Given records:

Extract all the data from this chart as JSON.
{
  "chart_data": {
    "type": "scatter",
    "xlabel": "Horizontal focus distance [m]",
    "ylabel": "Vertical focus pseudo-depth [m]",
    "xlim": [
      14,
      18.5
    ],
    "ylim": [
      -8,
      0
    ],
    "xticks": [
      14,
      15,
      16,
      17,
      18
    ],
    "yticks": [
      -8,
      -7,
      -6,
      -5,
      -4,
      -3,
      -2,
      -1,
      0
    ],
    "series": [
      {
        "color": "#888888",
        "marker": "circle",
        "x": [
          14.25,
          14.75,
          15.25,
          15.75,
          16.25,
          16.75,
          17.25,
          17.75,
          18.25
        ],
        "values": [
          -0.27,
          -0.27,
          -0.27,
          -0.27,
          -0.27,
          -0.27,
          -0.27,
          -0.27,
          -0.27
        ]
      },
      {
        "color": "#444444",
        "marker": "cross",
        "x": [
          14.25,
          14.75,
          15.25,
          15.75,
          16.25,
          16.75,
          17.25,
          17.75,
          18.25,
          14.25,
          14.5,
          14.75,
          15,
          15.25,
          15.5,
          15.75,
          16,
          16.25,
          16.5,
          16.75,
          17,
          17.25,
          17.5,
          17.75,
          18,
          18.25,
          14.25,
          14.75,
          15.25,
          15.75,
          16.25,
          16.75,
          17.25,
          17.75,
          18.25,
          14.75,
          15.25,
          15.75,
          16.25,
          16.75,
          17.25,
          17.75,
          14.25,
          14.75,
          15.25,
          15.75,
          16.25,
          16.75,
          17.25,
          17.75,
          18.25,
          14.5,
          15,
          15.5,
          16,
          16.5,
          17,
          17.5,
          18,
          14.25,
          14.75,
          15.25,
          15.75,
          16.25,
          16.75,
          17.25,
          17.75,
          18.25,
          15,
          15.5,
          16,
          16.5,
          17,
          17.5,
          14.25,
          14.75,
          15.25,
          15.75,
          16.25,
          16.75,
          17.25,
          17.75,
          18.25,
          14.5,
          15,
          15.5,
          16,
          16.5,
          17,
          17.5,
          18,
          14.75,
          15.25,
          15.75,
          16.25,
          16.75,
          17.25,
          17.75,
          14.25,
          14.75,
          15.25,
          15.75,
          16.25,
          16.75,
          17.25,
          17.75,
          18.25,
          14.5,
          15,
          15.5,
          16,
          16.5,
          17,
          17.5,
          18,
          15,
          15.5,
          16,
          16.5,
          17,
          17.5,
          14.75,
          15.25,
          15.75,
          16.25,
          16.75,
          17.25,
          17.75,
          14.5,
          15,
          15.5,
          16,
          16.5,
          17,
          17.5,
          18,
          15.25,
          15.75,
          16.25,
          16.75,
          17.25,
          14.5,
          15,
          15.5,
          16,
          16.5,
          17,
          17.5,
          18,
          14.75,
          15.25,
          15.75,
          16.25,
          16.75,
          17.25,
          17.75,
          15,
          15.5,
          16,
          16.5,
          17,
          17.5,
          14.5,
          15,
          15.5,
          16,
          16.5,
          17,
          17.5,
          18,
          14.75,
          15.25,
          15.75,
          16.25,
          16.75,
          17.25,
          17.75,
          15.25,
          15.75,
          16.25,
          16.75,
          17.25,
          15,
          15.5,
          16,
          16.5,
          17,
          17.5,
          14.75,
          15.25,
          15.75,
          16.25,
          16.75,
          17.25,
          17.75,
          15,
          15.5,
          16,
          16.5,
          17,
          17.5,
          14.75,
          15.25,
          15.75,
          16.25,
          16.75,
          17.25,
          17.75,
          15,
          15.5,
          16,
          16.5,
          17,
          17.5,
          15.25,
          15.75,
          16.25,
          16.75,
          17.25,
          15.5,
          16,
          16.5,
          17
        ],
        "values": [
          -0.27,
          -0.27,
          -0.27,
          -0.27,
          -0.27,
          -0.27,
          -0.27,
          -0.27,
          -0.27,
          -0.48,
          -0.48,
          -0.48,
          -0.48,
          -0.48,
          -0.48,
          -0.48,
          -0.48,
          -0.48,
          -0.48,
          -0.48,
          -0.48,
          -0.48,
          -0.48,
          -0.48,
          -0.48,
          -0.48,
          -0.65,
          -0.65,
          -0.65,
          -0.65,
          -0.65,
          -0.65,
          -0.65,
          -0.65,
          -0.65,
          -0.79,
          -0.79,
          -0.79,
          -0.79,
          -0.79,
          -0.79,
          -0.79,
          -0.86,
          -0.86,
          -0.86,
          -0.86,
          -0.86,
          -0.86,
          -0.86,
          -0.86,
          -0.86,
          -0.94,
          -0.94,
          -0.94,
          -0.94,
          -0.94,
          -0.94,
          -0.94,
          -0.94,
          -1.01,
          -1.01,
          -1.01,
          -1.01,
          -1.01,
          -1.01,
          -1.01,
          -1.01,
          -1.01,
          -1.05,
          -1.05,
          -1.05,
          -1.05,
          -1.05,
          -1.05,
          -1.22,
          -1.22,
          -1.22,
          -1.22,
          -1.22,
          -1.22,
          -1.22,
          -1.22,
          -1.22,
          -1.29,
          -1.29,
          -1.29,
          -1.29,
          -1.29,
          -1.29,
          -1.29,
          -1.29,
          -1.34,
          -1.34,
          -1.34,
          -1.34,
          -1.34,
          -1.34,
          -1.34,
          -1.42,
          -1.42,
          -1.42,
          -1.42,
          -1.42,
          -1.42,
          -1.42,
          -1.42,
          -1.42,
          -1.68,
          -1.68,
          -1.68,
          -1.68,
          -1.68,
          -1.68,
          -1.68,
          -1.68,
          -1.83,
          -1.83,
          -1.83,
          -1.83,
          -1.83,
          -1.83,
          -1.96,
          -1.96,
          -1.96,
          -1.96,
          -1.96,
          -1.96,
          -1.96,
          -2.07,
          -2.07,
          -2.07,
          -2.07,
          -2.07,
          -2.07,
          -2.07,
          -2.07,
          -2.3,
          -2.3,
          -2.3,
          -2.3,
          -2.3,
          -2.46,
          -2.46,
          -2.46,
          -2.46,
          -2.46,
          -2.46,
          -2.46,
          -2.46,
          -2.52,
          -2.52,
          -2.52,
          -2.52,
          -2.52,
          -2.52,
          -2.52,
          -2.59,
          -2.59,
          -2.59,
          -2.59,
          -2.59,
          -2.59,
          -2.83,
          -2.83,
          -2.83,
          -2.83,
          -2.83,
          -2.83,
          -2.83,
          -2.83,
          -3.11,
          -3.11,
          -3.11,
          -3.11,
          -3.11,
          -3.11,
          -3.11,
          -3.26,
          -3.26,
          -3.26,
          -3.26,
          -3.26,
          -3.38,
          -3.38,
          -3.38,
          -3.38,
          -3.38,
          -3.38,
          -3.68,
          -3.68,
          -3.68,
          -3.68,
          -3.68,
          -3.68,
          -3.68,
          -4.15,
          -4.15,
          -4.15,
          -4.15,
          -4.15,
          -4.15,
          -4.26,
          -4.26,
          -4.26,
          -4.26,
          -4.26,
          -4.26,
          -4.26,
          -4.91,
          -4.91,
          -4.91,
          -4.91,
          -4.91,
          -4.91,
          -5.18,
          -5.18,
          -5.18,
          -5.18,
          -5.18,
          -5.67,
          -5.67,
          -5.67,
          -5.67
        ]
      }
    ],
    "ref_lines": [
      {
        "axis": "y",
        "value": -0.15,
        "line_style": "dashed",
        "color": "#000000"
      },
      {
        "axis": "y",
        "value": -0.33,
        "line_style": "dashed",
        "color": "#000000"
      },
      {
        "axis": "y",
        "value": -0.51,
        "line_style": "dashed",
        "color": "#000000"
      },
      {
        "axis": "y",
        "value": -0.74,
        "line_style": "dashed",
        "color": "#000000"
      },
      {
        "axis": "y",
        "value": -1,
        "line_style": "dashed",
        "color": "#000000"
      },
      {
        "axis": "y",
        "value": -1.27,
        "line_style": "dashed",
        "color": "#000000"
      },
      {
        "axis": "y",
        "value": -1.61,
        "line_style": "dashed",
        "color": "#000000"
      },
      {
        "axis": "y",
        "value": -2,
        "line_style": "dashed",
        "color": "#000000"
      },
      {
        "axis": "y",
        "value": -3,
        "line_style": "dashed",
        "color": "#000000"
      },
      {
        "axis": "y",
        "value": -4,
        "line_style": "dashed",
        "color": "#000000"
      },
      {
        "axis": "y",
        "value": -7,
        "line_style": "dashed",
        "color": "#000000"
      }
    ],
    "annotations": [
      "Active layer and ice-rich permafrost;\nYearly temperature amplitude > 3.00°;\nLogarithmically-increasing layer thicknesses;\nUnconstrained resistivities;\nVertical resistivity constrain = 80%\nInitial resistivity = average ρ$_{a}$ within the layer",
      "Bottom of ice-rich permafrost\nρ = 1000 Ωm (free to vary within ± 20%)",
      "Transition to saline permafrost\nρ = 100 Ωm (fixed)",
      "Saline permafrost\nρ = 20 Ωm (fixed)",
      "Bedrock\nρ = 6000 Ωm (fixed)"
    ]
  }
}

Set problem: Look through the data above. Copy every line with the string "within" in it.

Complete response:
      "Active layer and ice-rich permafrost;\nYearly temperature amplitude > 3.00°;\nLogarithmically-increasing layer thicknesses;\nUnconstrained resistivities;\nVertical resistivity constrain = 80%\nInitial resistivity = average ρ$_{a}$ within the layer",
      "Bottom of ice-rich permafrost\nρ = 1000 Ωm (free to vary within ± 20%)",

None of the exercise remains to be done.